- Résumé
-
Sans doute Diogène est-il devenu la figure la plus authentique du cynisme. Mais de constater cela nous conduit à relever ce qui semble être un élément essentiel de la perspective cynique. Elle est inhérente à celui qui la porte. Il lui confère son caractère propre. La personnalité du philosophe imprime sa marque à la philosophie. Ce qui pourrait passer pour une remarque des plus banales, n'en a pourtant pas l'évidence là où l'école, en ce qu'elle conserve un enseignement, tend à réduire dans le moule de l'enseignement l'autonomie de penser de l'individu. Plus précisément, lorsque le candidat philosophe adhère à une école, cela se ferait au détriment de sa propre capacité à penser par lui-même. Antisthène ne devient Antisthène qu'après avoir rompu ce qui le liait à un discours issu d'autrui. Personnage du lien et de sa rupture, illustré par son attache à Gorgias puis à Socrate, Antisthène, s'il fonde bien école refuse les disciples. Et s'il refuse les disciples il n'en accepte cependant pas moins Diogène. C'est en y imprimant sa marque, son caractère, qu'Antisthène crée le cynisme. Si le cynisme est notamment cette théorie du lien et de la rupture, l'imprégnation lui en vient d'Antisthène. S'il s'enseigne dans les banlieues, si l'individu ne se résume pas pour lui à l'être grec, il en est de même. Nous avons l'exemple de Socrate qui de ce que sa mère, dit-on, fut sage-femme, imposa la maïeutique. Le cynisme semble s'inscrire dans cette logique où ce que je suis devient modèle théorique. Avec cette nuance, par rapport à Socrate, que ce qui est promu à la qualité de la théorie serait initialement vécu comme une tare. En ce sens, tant Antisthène que Diogène, sont dans ces confins où la Représentation touche ses limites ; ces faubourgs où la comédie n'est pas encore comédie, mais raillerie. Le philosophe cynique vainc pour soi et sur soi une exclusion, celle d'être non grec pour Antisthène, celle d'avoir été déchu pour Diogène.

====

Consigne a >>
Répondez à ces questions d'après l'extrait sur le cynisme :
(i) À qui Antisthène s'est-il attaché successivement ?
(ii) Quel métier la mère de Socrate aurait-elle exercé ?
(iii) Quelle exclusion Diogène vainc-il, selon l'extrait ?

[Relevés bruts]
====

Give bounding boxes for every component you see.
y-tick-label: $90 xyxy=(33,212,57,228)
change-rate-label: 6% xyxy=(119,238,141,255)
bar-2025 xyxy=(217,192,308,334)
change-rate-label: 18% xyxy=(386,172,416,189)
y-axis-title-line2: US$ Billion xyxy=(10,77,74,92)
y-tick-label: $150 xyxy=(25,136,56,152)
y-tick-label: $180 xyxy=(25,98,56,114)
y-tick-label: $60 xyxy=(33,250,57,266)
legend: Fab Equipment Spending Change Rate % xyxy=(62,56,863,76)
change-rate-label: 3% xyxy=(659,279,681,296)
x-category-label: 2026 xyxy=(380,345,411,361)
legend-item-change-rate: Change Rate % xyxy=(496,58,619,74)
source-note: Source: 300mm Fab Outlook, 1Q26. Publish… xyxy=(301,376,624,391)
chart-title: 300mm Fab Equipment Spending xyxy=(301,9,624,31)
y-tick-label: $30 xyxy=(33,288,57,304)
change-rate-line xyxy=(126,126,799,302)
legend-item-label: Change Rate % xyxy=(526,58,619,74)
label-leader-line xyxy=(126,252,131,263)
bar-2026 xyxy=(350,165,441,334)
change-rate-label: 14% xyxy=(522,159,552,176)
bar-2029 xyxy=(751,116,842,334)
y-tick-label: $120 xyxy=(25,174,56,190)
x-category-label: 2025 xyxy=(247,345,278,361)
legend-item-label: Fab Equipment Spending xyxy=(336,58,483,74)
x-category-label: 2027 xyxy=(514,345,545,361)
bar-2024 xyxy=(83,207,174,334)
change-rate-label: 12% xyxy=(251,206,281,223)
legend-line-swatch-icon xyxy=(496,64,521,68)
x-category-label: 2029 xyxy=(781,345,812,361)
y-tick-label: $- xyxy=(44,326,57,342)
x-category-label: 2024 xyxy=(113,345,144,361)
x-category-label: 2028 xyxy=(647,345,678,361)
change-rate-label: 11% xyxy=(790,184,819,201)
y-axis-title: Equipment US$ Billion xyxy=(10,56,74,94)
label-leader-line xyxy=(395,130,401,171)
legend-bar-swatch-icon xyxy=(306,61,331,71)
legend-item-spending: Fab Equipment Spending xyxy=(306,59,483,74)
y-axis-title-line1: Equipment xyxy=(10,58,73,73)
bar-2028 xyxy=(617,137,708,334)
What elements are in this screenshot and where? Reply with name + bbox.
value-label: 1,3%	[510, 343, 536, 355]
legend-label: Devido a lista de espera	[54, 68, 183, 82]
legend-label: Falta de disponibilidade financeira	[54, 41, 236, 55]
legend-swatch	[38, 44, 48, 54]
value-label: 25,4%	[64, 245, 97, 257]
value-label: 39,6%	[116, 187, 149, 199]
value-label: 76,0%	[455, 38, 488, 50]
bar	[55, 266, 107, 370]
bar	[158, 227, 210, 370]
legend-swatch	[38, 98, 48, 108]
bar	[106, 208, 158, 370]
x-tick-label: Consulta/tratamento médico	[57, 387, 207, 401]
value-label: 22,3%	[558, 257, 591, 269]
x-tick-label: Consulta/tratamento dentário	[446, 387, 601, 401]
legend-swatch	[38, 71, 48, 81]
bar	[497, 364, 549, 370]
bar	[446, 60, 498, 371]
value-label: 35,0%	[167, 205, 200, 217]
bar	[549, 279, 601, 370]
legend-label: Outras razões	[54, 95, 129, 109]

====

Consigne b >>
Renvoyez sans rien changer les lignes des relevés, en partant de la toute première et en terminant par celle qui contient "y-tick-label: $60 xyxy=(33,250,57,266)", cette dernière comprise.

Corrigé détaillé a >>
(i) À Gorgias, puis à Socrate.
(ii) Elle aurait été sage-femme.
(iii) Celle d'avoir été déchu.

Corrigé détaillé b >>
Give bounding boxes for every component you see.
y-tick-label: $90 xyxy=(33,212,57,228)
change-rate-label: 6% xyxy=(119,238,141,255)
bar-2025 xyxy=(217,192,308,334)
change-rate-label: 18% xyxy=(386,172,416,189)
y-axis-title-line2: US$ Billion xyxy=(10,77,74,92)
y-tick-label: $150 xyxy=(25,136,56,152)
y-tick-label: $180 xyxy=(25,98,56,114)
y-tick-label: $60 xyxy=(33,250,57,266)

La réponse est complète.